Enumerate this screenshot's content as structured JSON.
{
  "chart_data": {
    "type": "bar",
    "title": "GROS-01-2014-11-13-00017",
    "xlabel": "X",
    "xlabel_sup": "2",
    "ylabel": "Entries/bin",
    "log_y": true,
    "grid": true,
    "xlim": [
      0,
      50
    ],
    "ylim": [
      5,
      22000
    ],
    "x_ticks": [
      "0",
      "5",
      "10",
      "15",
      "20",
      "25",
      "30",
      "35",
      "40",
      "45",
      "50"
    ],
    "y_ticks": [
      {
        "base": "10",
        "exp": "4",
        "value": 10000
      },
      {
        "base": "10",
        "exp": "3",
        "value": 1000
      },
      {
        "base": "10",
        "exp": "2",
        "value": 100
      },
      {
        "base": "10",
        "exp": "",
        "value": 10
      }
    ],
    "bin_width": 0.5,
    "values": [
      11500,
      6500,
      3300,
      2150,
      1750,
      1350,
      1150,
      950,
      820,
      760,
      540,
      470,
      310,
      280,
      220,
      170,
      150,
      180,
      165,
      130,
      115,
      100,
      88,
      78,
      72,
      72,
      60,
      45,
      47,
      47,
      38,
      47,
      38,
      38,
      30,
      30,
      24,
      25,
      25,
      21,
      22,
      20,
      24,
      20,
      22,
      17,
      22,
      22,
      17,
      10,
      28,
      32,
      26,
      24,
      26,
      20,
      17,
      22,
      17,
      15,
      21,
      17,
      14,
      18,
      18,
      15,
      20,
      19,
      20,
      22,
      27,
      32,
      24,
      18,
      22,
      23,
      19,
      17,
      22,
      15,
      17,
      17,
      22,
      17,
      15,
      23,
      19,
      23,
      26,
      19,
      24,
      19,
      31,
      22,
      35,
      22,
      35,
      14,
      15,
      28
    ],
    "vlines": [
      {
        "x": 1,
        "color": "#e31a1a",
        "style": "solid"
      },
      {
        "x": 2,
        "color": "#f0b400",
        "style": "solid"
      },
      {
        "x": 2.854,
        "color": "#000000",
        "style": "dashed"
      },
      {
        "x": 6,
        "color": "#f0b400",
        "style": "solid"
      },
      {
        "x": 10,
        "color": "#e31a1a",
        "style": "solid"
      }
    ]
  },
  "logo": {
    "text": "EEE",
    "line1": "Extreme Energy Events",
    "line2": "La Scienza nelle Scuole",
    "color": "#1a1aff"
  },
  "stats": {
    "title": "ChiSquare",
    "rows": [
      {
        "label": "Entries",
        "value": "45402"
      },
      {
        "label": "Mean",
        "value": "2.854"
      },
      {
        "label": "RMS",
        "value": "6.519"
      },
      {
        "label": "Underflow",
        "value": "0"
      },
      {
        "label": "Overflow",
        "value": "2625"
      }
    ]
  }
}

+++

- **Problem to work on**
Reproduce the full listing word for word.

- **Result for this task**
Enumerate this screenshot's content as structured JSON.
{
  "chart_data": {
    "type": "bar",
    "title": "GROS-01-2014-11-13-00017",
    "xlabel": "X",
    "xlabel_sup": "2",
    "ylabel": "Entries/bin",
    "log_y": true,
    "grid": true,
    "xlim": [
      0,
      50
    ],
    "ylim": [
      5,
      22000
    ],
    "x_ticks": [
      "0",
      "5",
      "10",
      "15",
      "20",
      "25",
      "30",
      "35",
      "40",
      "45",
      "50"
    ],
    "y_ticks": [
      {
        "base": "10",
        "exp": "4",
        "value": 10000
      },
      {
        "base": "10",
        "exp": "3",
        "value": 1000
      },
      {
        "base": "10",
        "exp": "2",
        "value": 100
      },
      {
        "base": "10",
        "exp": "",
        "value": 10
      }
    ],
    "bin_width": 0.5,
    "values": [
      11500,
      6500,
      3300,
      2150,
      1750,
      1350,
      1150,
      950,
      820,
      760,
      540,
      470,
      310,
      280,
      220,
      170,
      150,
      180,
      165,
      130,
      115,
      100,
      88,
      78,
      72,
      72,
      60,
      45,
      47,
      47,
      38,
      47,
      38,
      38,
      30,
      30,
      24,
      25,
      25,
      21,
      22,
      20,
      24,
      20,
      22,
      17,
      22,
      22,
      17,
      10,
      28,
      32,
      26,
      24,
      26,
      20,
      17,
      22,
      17,
      15,
      21,
      17,
      14,
      18,
      18,
      15,
      20,
      19,
      20,
      22,
      27,
      32,
      24,
      18,
      22,
      23,
      19,
      17,
      22,
      15,
      17,
      17,
      22,
      17,
      15,
      23,
      19,
      23,
      26,
      19,
      24,
      19,
      31,
      22,
      35,
      22,
      35,
      14,
      15,
      28
    ],
    "vlines": [
      {
        "x": 1,
        "color": "#e31a1a",
        "style": "solid"
      },
      {
        "x": 2,
        "color": "#f0b400",
        "style": "solid"
      },
      {
        "x": 2.854,
        "color": "#000000",
        "style": "dashed"
      },
      {
        "x": 6,
        "color": "#f0b400",
        "style": "solid"
      },
      {
        "x": 10,
        "color": "#e31a1a",
        "style": "solid"
      }
    ]
  },
  "logo": {
    "text": "EEE",
    "line1": "Extreme Energy Events",
    "line2": "La Scienza nelle Scuole",
    "color": "#1a1aff"
  },
  "stats": {
    "title": "ChiSquare",
    "rows": [
      {
        "label": "Entries",
        "value": "45402"
      },
      {
        "label": "Mean",
        "value": "2.854"
      },
      {
        "label": "RMS",
        "value": "6.519"
      },
      {
        "label": "Underflow",
        "value": "0"
      },
      {
        "label": "Overflow",
        "value": "2625"
      }
    ]
  }
}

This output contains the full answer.